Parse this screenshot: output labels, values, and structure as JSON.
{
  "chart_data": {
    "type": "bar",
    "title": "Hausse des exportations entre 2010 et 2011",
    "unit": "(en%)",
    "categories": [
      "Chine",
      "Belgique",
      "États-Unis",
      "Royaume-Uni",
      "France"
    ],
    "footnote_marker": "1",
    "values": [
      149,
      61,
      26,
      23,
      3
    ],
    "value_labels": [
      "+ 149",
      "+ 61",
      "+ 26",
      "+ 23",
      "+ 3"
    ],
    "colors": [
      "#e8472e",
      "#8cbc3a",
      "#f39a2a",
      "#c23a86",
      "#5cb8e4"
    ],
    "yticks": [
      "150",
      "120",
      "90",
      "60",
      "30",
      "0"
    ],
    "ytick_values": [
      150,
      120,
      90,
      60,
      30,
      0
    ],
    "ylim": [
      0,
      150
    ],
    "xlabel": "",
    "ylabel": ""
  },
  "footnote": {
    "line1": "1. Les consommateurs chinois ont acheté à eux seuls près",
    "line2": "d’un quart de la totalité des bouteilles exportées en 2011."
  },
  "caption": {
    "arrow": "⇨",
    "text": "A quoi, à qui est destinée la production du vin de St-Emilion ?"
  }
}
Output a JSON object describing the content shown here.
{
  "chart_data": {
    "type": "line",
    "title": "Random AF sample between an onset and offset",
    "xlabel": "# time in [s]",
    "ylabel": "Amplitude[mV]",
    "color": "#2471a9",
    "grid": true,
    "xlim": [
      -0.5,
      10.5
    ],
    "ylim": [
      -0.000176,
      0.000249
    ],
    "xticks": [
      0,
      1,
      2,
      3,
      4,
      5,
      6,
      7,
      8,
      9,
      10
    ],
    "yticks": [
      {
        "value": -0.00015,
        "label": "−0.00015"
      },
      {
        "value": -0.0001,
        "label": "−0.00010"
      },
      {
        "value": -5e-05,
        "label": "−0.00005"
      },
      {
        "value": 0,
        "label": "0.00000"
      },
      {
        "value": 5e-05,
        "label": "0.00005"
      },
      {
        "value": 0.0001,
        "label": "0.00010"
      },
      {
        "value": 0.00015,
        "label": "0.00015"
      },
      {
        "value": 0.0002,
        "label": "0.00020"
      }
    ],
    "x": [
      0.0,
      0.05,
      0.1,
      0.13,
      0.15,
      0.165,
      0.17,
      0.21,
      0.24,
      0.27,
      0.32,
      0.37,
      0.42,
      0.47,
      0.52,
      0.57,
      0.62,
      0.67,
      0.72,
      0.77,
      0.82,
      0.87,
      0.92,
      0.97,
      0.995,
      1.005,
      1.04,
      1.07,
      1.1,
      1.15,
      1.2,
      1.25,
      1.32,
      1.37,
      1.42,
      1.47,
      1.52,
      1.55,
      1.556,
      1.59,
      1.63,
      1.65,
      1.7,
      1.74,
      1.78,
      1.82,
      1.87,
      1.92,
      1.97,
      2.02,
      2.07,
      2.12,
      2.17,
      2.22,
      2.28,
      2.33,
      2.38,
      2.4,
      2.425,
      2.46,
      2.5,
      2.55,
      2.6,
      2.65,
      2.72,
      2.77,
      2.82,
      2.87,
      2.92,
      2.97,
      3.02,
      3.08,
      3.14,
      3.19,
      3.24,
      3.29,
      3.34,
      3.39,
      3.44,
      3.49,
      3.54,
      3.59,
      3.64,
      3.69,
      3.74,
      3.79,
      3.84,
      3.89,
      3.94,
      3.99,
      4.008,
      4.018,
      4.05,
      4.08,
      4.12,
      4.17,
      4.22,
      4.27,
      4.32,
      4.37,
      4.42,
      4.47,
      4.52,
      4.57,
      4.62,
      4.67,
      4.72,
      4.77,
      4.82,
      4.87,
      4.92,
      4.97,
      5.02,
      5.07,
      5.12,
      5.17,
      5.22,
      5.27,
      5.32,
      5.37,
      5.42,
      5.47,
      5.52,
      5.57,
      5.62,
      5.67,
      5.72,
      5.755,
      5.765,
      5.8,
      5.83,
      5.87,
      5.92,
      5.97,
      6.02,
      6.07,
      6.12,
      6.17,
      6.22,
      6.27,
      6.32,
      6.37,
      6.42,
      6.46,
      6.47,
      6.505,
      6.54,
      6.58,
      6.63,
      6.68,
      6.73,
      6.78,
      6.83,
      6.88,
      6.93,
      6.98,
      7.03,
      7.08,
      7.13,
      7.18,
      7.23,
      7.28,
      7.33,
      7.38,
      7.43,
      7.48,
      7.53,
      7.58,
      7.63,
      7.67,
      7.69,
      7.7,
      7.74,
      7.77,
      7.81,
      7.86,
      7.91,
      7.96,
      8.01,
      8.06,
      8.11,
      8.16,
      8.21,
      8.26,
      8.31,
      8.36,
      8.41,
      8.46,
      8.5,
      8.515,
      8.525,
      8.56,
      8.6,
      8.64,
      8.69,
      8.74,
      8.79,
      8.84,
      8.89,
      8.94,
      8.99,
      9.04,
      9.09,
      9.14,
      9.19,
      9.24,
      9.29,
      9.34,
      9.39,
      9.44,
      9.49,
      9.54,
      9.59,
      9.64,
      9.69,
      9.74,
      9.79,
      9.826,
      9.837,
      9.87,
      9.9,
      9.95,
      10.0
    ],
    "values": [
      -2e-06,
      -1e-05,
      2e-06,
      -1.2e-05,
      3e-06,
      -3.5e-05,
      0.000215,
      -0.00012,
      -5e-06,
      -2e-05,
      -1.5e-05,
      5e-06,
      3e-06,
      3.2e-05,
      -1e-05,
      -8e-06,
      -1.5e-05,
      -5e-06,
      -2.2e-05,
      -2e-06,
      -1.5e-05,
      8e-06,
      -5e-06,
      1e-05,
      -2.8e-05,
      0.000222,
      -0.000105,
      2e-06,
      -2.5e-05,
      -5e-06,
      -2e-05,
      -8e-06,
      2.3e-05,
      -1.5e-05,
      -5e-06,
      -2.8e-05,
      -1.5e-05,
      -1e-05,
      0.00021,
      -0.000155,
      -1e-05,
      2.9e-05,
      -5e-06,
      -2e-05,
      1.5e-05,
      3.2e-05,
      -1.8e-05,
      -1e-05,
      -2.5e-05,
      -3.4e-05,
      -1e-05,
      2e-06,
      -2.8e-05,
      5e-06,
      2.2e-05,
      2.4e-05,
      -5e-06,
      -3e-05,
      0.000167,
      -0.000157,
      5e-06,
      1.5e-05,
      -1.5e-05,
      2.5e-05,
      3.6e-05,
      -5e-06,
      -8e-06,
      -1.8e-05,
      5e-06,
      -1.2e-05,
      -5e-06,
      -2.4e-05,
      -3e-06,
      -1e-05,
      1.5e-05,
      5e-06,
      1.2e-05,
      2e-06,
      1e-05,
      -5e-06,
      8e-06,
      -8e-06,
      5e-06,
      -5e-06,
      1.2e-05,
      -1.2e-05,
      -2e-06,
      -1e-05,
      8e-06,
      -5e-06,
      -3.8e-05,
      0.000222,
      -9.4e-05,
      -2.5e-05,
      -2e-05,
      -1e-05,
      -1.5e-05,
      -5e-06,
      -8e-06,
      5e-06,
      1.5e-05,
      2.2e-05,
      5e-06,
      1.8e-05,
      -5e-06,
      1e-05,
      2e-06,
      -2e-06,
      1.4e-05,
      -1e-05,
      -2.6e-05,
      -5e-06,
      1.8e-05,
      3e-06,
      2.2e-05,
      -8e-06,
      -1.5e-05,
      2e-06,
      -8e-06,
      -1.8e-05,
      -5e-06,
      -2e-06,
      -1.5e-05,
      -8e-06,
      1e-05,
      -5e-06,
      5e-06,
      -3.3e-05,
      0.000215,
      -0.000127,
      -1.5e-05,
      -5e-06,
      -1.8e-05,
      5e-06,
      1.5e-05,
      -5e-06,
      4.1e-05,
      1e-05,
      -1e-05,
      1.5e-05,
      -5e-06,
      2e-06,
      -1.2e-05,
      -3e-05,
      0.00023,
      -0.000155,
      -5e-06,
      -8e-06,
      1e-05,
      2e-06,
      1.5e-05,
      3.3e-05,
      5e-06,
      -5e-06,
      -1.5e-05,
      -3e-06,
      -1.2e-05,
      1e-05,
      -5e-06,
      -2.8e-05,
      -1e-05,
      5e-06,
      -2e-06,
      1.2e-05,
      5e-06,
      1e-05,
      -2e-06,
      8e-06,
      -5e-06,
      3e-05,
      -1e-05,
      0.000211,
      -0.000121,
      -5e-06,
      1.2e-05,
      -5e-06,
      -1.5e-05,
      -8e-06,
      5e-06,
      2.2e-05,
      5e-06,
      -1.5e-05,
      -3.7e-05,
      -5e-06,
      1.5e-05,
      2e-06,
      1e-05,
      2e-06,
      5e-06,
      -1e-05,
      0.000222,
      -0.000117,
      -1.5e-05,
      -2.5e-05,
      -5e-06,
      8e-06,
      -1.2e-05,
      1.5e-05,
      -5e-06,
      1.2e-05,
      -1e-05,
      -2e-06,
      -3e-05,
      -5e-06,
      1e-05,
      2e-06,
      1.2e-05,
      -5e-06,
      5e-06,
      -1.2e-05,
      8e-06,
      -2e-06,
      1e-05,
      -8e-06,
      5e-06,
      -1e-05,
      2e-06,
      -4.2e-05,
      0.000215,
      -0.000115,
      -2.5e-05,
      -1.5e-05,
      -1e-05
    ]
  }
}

--- --- ---

TASK STATEMENT.
Copy each line containing the word "JSON" from the data.

SOLUTION TO THIS TASK.
Parse this screenshot: output labels, values, and structure as JSON.
Output a JSON object describing the content shown here.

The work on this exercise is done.